### RAW DATA

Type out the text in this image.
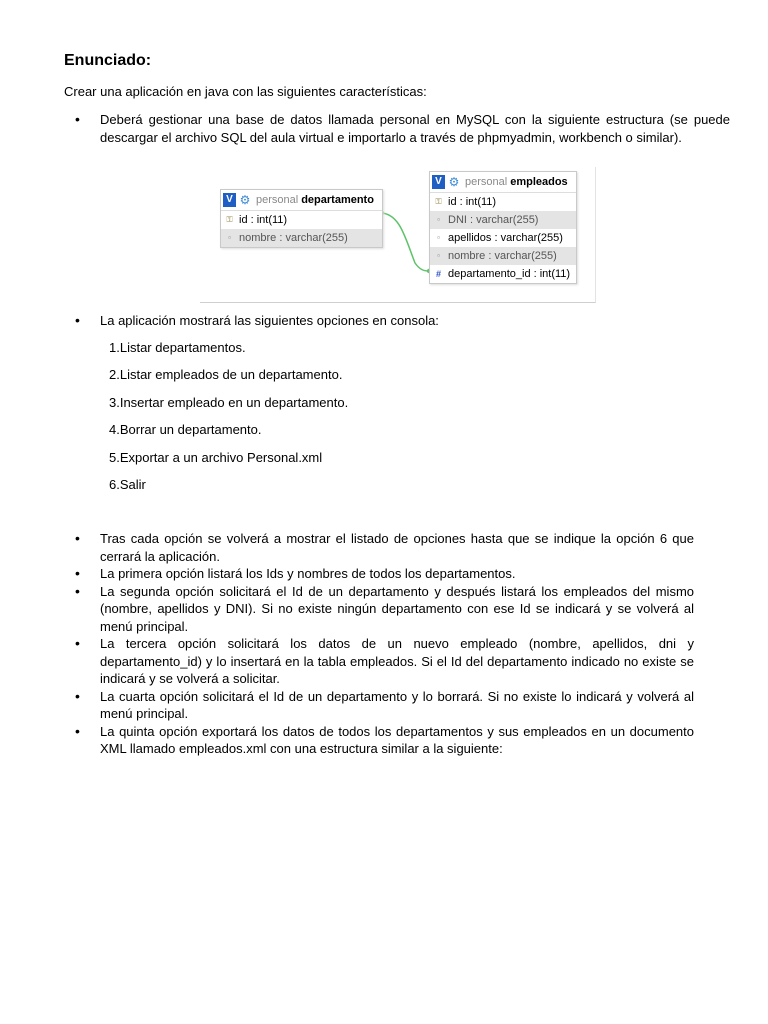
Enunciado:
Crear una aplicación en java con las siguientes características:
• Deberá gestionar una base de datos llamada personal en MySQL con la siguiente estructura (se puede descargar el archivo SQL del aula virtual e importarlo a través de phpmyadmin, workbench o similar).
• La aplicación mostrará las siguientes opciones en consola:
1.Listar departamentos.
2.Listar empleados de un departamento.
3.Insertar empleado en un departamento.
4.Borrar un departamento.
5.Exportar a un archivo Personal.xml
6.Salir
• Tras cada opción se volverá a mostrar el listado de opciones hasta que se indique la opción 6 que cerrará la aplicación.
• La primera opción listará los Ids y nombres de todos los departamentos.
• La segunda opción solicitará el Id de un departamento y después listará los empleados del mismo (nombre, apellidos y DNI). Si no existe ningún departamento con ese Id se indicará y se volverá al menú principal.
• La tercera opción solicitará los datos de un nuevo empleado (nombre, apellidos, dni y departamento_id) y lo insertará en la tabla empleados. Si el Id del departamento indicado no existe se indicará y se volverá a solicitar.
• La cuarta opción solicitará el Id de un departamento y lo borrará. Si no existe lo indicará y volverá al menú principal.
• La quinta opción exportará los datos de todos los departamentos y sus empleados en un documento XML llamado empleados.xml con una estructura similar a la siguiente:
V ⚙ personal departamento
⚿ id : int(11)
▫ nombre : varchar(255)
V ⚙ personal empleados
⚿ id : int(11)
▫ DNI : varchar(255)
▫ apellidos : varchar(255)
▫ nombre : varchar(255)
# departamento_id : int(11)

### WHAT YOU WILL DO
What is the number of lines in this material that hold the string "opciones"? Answer with that number only.

### FULL OUTPUT
2